Dataset items:

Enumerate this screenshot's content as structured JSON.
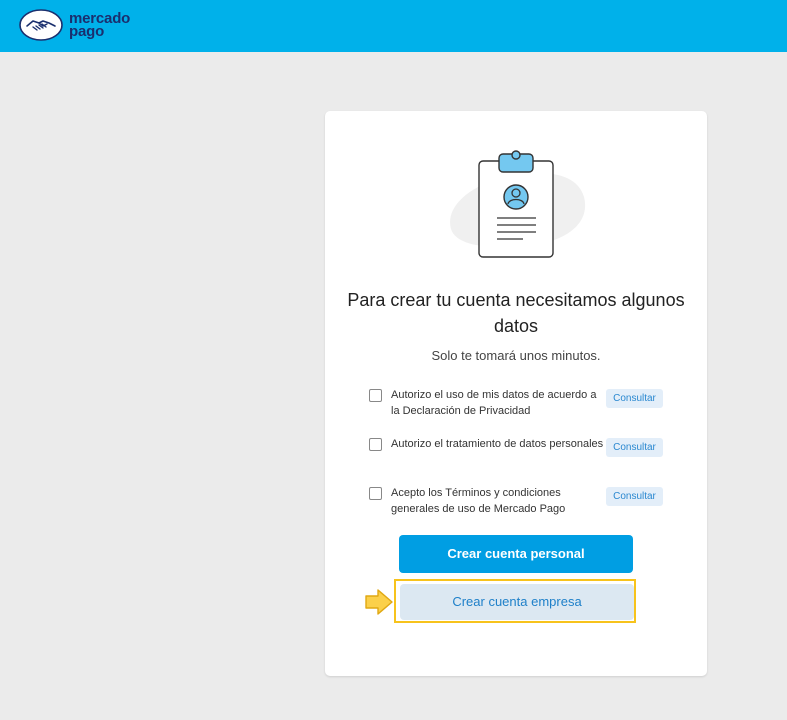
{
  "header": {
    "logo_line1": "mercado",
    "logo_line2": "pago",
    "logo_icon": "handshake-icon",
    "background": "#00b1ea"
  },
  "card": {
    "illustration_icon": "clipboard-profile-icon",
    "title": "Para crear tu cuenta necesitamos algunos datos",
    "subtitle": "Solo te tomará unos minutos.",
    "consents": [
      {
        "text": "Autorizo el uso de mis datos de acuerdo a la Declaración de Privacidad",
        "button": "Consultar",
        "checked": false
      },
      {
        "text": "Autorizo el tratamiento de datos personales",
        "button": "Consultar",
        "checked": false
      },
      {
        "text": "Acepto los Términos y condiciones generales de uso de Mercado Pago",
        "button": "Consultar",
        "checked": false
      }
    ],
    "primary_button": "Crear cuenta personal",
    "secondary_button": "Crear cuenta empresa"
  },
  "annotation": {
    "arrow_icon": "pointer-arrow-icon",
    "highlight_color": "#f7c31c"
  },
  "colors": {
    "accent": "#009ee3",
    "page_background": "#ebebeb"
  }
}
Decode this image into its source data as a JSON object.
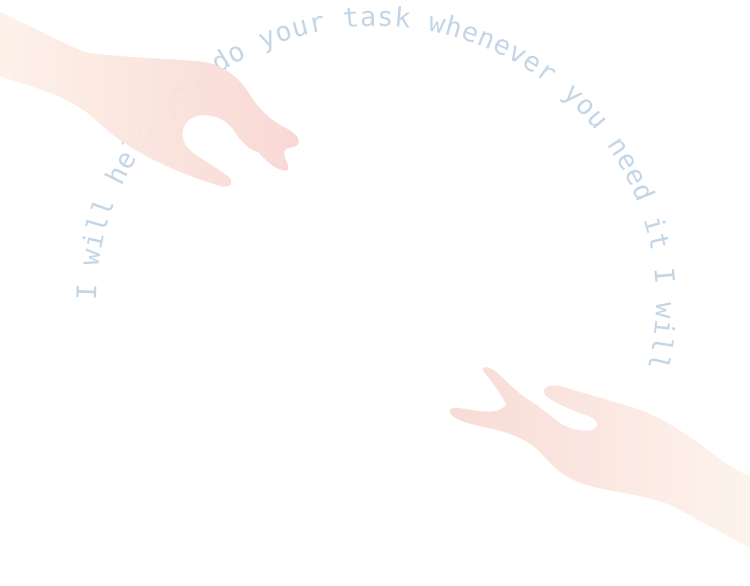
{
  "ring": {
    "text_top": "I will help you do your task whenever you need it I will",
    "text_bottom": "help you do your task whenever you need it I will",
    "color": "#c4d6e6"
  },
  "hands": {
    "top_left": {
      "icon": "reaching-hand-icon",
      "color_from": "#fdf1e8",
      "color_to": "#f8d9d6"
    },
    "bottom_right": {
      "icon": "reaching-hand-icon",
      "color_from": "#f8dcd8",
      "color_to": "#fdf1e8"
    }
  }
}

Description of the task: All the records above need to be given again word for word. Skip the pictures.

Result:
Enumerate this screenshot's content as structured JSON.
{
  "header": {
    "logo_line1": "mercado",
    "logo_line2": "pago",
    "logo_icon": "handshake-icon",
    "background": "#00b1ea"
  },
  "card": {
    "illustration_icon": "clipboard-profile-icon",
    "title": "Para crear tu cuenta necesitamos algunos datos",
    "subtitle": "Solo te tomará unos minutos.",
    "consents": [
      {
        "text": "Autorizo el uso de mis datos de acuerdo a la Declaración de Privacidad",
        "button": "Consultar",
        "checked": false
      },
      {
        "text": "Autorizo el tratamiento de datos personales",
        "button": "Consultar",
        "checked": false
      },
      {
        "text": "Acepto los Términos y condiciones generales de uso de Mercado Pago",
        "button": "Consultar",
        "checked": false
      }
    ],
    "primary_button": "Crear cuenta personal",
    "secondary_button": "Crear cuenta empresa"
  },
  "annotation": {
    "arrow_icon": "pointer-arrow-icon",
    "highlight_color": "#f7c31c"
  },
  "colors": {
    "accent": "#009ee3",
    "page_background": "#ebebeb"
  }
}
Decode this image into its source data as a JSON object.
{
  "ring": {
    "text_top": "I will help you do your task whenever you need it I will",
    "text_bottom": "help you do your task whenever you need it I will",
    "color": "#c4d6e6"
  },
  "hands": {
    "top_left": {
      "icon": "reaching-hand-icon",
      "color_from": "#fdf1e8",
      "color_to": "#f8d9d6"
    },
    "bottom_right": {
      "icon": "reaching-hand-icon",
      "color_from": "#f8dcd8",
      "color_to": "#fdf1e8"
    }
  }
}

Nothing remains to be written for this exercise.